### Dataset entries
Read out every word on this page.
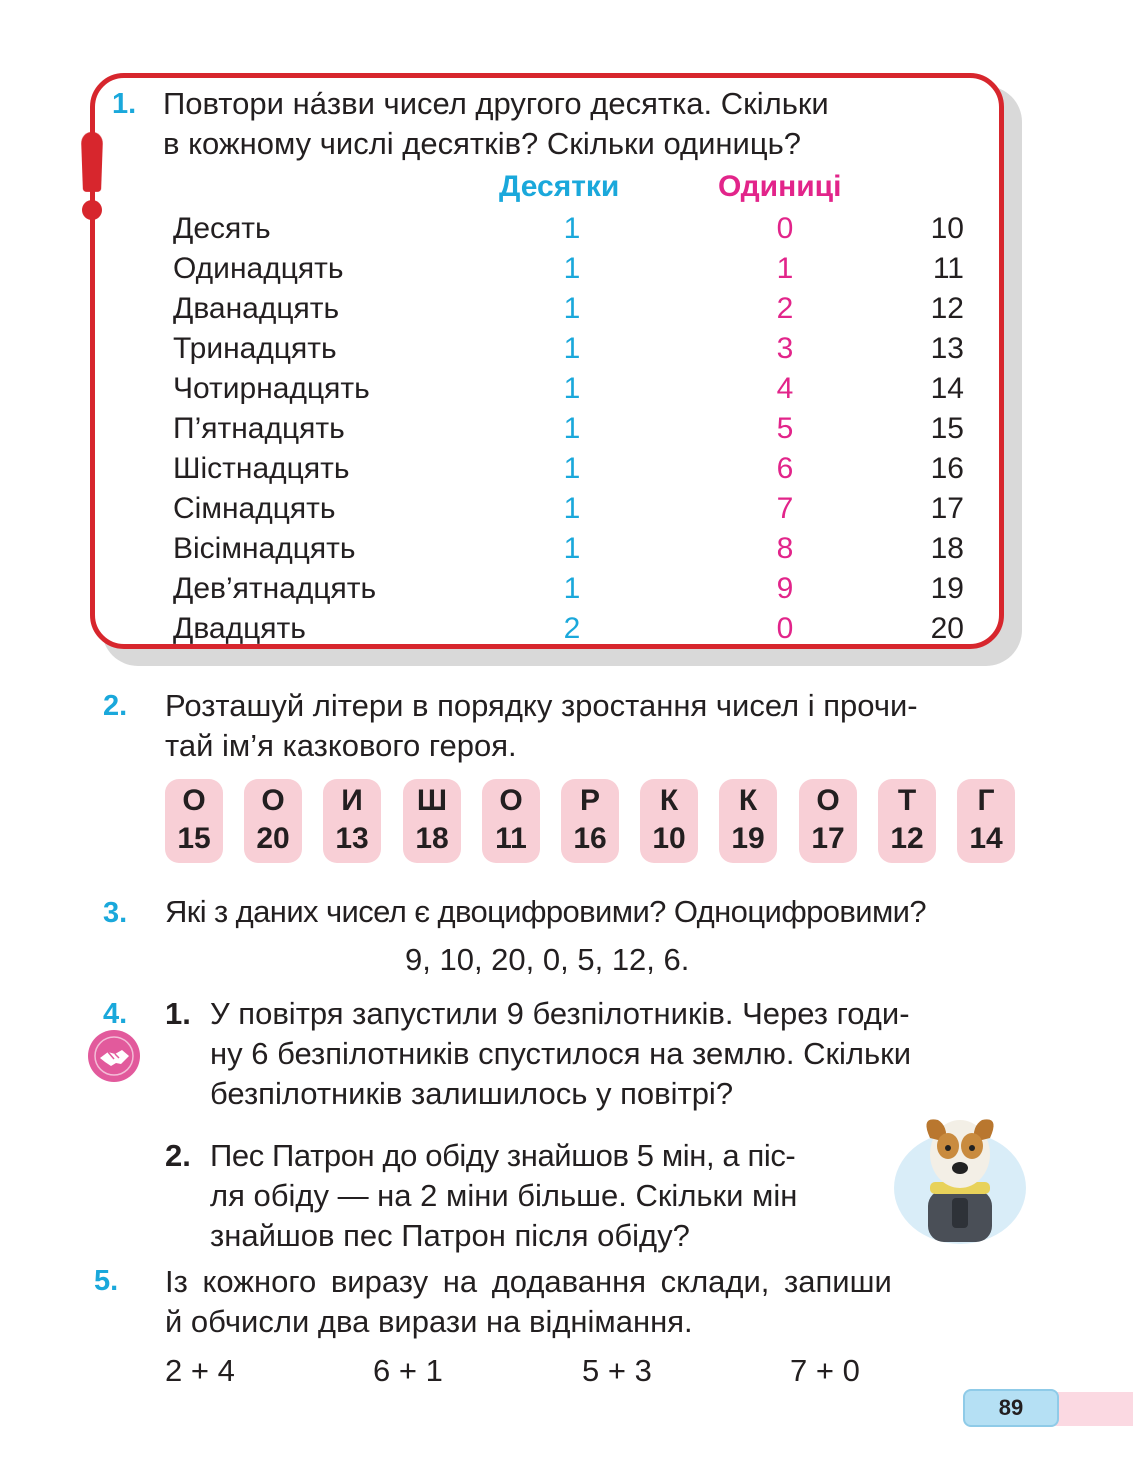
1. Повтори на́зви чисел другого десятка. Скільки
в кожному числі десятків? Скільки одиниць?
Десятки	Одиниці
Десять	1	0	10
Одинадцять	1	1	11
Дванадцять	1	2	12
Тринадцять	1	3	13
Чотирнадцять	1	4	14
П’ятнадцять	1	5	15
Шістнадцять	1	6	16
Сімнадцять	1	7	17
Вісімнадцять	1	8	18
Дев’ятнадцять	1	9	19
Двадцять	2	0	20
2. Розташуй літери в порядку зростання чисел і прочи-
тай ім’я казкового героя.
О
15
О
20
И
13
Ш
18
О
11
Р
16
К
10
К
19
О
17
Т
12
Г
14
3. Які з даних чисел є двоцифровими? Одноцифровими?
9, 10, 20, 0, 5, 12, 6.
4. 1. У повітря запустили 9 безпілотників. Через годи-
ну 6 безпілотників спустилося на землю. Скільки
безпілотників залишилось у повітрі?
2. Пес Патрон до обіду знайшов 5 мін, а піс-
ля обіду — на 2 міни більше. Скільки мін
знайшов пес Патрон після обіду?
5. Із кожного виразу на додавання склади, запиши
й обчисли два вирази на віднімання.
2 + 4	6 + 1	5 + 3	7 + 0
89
...
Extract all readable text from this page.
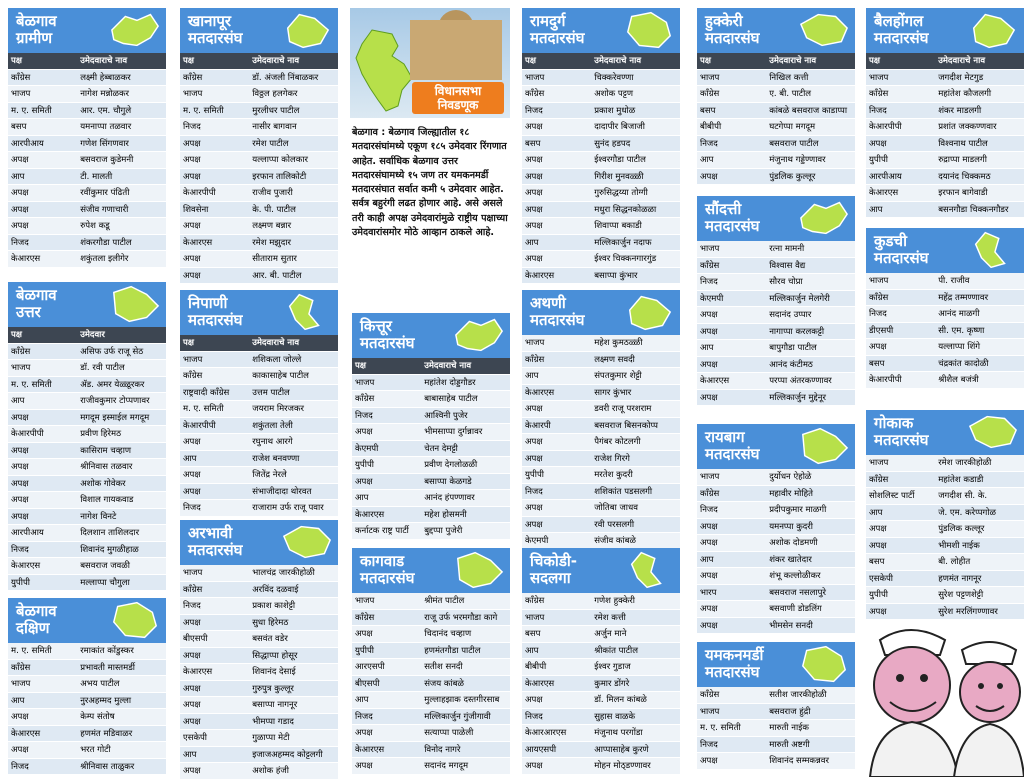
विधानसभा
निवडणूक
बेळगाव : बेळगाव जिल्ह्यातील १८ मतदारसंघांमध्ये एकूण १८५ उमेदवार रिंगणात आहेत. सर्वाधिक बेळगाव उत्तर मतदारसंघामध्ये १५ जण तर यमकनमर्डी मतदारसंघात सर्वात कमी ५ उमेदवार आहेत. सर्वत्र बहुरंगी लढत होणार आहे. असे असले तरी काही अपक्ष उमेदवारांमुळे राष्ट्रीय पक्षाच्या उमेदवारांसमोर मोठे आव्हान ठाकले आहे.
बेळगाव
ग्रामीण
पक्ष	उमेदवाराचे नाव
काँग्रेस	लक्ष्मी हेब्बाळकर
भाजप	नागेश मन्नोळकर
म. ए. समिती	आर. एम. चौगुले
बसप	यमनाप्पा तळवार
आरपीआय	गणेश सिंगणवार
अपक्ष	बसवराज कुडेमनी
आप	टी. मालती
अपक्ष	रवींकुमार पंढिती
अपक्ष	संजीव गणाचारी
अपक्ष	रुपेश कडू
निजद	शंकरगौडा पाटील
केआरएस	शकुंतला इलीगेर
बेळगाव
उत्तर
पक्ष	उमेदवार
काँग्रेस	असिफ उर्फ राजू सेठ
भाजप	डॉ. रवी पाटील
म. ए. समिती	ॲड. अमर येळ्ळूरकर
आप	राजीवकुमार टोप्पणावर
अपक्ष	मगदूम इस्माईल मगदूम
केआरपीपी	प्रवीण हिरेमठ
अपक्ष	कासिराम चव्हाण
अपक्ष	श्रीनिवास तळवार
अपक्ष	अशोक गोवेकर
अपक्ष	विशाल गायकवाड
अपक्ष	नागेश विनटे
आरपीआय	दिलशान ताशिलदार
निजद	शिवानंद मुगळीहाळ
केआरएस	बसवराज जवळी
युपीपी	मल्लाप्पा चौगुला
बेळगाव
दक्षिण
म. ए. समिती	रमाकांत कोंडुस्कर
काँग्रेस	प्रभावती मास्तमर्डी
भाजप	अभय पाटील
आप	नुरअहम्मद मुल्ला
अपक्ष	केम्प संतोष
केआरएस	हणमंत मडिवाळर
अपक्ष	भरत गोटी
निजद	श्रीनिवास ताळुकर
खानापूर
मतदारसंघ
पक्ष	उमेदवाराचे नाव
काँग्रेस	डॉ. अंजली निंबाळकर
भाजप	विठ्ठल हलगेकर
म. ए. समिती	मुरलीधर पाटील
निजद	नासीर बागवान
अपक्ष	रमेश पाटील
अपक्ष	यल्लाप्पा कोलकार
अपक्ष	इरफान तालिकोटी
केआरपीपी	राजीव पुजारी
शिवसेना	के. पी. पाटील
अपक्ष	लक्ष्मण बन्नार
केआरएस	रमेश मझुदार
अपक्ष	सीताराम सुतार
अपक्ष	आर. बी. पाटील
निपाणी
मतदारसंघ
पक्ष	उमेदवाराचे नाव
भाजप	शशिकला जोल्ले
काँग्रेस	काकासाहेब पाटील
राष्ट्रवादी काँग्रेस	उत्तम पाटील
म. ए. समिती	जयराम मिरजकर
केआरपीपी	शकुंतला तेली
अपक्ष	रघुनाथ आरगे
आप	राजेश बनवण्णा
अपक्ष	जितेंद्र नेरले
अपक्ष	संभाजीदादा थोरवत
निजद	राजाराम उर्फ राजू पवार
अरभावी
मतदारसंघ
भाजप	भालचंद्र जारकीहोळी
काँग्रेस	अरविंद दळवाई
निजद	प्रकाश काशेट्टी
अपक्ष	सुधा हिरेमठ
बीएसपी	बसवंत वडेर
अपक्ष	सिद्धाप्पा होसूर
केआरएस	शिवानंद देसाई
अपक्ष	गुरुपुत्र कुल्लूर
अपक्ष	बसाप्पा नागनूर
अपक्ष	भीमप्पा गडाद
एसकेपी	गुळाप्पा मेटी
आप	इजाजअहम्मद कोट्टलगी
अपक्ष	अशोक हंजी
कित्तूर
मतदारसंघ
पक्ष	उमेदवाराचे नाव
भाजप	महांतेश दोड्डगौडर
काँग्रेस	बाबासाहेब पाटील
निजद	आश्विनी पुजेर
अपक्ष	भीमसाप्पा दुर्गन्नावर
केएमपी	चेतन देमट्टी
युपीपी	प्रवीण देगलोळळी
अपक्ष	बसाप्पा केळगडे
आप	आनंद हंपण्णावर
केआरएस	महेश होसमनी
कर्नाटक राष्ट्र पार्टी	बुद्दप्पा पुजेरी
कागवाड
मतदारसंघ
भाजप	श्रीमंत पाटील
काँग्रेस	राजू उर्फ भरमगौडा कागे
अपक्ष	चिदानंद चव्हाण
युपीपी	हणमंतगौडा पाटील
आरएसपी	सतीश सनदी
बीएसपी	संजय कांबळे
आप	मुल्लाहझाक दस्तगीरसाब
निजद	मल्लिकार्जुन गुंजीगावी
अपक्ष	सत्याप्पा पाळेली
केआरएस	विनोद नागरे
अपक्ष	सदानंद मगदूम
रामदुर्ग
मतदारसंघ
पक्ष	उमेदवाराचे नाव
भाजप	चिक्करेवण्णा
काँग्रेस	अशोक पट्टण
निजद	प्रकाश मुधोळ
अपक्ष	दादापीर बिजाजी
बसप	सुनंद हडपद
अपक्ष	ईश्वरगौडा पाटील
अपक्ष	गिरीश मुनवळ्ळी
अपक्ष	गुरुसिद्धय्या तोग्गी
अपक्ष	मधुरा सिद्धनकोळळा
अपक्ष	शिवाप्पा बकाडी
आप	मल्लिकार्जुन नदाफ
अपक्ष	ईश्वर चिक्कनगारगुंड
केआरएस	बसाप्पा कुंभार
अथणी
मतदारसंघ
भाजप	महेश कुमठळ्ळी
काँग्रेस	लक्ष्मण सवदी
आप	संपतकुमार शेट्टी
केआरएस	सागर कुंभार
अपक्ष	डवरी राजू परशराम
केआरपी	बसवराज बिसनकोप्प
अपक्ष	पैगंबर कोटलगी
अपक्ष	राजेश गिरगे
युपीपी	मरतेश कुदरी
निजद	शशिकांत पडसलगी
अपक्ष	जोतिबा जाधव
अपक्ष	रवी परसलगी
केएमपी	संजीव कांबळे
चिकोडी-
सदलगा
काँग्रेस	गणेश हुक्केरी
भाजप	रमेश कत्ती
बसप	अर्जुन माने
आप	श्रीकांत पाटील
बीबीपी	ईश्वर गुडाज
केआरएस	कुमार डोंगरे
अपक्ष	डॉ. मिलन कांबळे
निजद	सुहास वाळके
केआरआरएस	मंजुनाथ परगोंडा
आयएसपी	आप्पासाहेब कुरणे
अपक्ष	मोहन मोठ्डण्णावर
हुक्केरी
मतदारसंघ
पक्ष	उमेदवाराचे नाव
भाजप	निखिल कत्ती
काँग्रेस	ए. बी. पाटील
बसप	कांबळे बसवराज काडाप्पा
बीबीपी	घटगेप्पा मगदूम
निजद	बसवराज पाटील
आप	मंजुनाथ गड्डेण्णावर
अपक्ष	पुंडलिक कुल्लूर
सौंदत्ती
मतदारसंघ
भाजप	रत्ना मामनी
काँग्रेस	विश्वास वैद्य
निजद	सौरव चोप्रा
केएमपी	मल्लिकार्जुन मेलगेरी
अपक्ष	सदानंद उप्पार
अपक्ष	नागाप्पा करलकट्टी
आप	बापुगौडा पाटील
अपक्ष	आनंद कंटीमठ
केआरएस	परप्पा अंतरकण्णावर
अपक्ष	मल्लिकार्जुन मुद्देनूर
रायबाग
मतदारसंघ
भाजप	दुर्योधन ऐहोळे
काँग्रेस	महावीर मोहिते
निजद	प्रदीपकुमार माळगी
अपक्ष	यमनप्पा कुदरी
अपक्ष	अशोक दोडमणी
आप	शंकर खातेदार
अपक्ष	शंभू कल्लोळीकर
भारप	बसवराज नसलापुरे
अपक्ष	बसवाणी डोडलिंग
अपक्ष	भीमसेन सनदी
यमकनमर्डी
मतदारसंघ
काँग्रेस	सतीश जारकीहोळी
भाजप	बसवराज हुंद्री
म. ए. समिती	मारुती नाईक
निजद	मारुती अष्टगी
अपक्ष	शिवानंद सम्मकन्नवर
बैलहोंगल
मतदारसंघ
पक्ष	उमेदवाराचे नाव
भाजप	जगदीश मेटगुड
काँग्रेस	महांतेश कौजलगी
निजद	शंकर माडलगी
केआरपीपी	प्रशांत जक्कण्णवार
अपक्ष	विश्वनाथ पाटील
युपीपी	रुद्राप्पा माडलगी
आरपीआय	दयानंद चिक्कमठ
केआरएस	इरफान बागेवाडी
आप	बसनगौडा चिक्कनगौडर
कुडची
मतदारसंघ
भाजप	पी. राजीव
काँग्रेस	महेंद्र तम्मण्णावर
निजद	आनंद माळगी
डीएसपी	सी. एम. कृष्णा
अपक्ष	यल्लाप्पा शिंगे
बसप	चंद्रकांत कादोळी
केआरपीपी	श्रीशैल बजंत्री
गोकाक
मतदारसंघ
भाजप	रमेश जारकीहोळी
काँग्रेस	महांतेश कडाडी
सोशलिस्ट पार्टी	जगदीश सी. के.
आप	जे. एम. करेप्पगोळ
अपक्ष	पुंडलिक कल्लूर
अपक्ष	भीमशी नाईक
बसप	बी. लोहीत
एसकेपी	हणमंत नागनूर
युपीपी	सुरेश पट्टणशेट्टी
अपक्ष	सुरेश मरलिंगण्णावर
--
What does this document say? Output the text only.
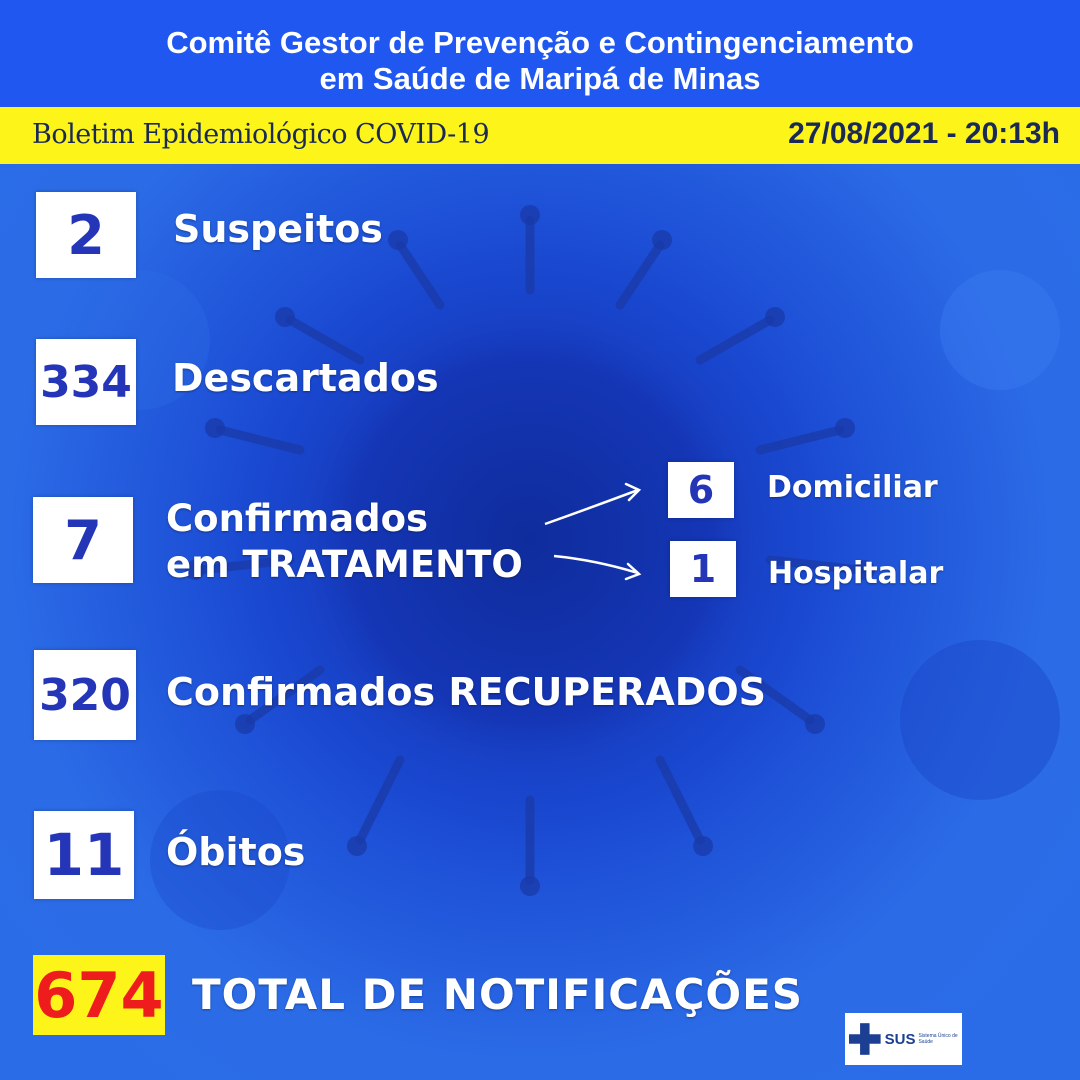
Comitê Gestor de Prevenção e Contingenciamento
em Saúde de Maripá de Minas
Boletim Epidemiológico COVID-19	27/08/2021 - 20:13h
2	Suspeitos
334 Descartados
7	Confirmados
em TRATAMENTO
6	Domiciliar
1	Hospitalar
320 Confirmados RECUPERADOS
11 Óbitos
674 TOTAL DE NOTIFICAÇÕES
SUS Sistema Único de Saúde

### Aim
From the data above, copy out every line with the string "Confirmados" in it.

### Worked answer
7	Confirmados
320 Confirmados RECUPERADOS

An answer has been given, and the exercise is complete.